* **WRITTEN REQUEST**
In the entries below, find the lines with the word "icon" and copy them.

* START MATERIAL FOR THIS EXERCISE *

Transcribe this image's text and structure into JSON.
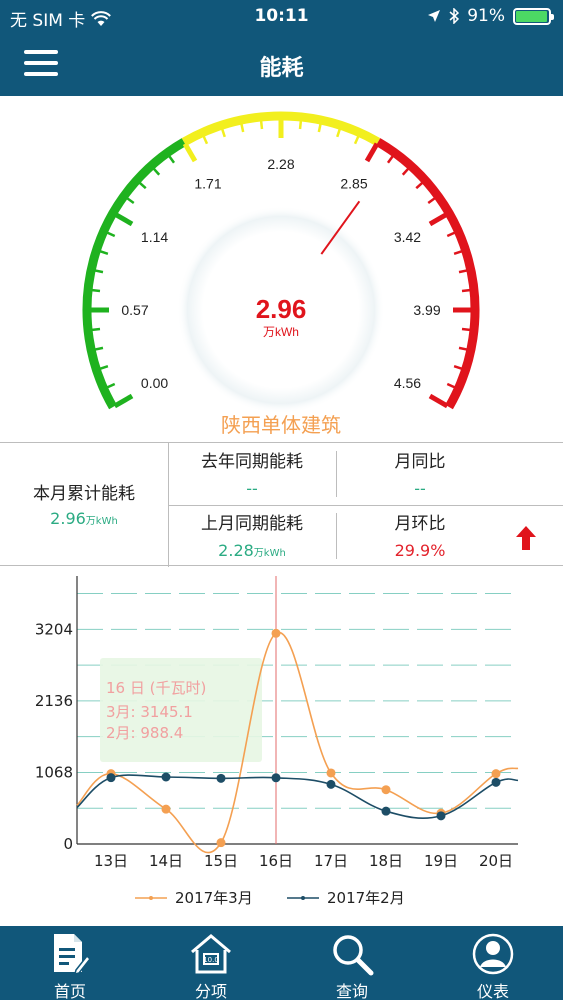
{
  "status_bar": {
    "carrier": "无 SIM 卡",
    "time": "10:11",
    "battery": "91%"
  },
  "nav": {
    "title": "能耗"
  },
  "gauge": {
    "value": "2.96",
    "value_number": 2.96,
    "unit": "万kWh",
    "building": "陕西单体建筑",
    "min": 0,
    "max": 4.56,
    "tick_labels": [
      "0.00",
      "0.57",
      "1.14",
      "1.71",
      "2.28",
      "2.85",
      "3.42",
      "3.99",
      "4.56"
    ],
    "color_bands": {
      "green": "#1fb21f",
      "yellow": "#f2ef1e",
      "red": "#e0141c"
    }
  },
  "stats": {
    "monthly_total_label": "本月累计能耗",
    "monthly_total_value": "2.96",
    "monthly_total_unit": "万kWh",
    "last_year_label": "去年同期能耗",
    "last_year_value": "--",
    "yoy_label": "月同比",
    "yoy_value": "--",
    "last_month_label": "上月同期能耗",
    "last_month_value": "2.28",
    "last_month_unit": "万kWh",
    "mom_label": "月环比",
    "mom_value": "29.9%",
    "trend_icon": "arrow-up-icon"
  },
  "chart_data": {
    "type": "line",
    "categories": [
      "13日",
      "14日",
      "15日",
      "16日",
      "17日",
      "18日",
      "19日",
      "20日"
    ],
    "y_ticks": [
      "3204",
      "2136",
      "1068",
      "0"
    ],
    "ylim": [
      0,
      4000
    ],
    "series": [
      {
        "name": "2017年3月",
        "color": "#f4a052",
        "values": [
          1050,
          520,
          20,
          3145.1,
          1060,
          810,
          460,
          1050
        ]
      },
      {
        "name": "2017年2月",
        "color": "#1d4d66",
        "values": [
          990,
          1000,
          980,
          988.4,
          890,
          490,
          420,
          920
        ]
      }
    ],
    "highlight_category": "16日",
    "tooltip": {
      "title": "16 日  (千瓦时)",
      "line1": "3月: 3145.1",
      "line2": "2月: 988.4"
    }
  },
  "tabs": [
    {
      "label": "首页",
      "icon": "document-edit-icon"
    },
    {
      "label": "分项",
      "icon": "house-meter-icon"
    },
    {
      "label": "查询",
      "icon": "search-icon"
    },
    {
      "label": "仪表",
      "icon": "user-icon"
    }
  ]
}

* END MATERIAL FOR THIS EXERCISE *

* **REPLY TO THE TASK**
    "trend_icon": "arrow-up-icon"
      "icon": "document-edit-icon"
      "icon": "house-meter-icon"
      "icon": "search-icon"
      "icon": "user-icon"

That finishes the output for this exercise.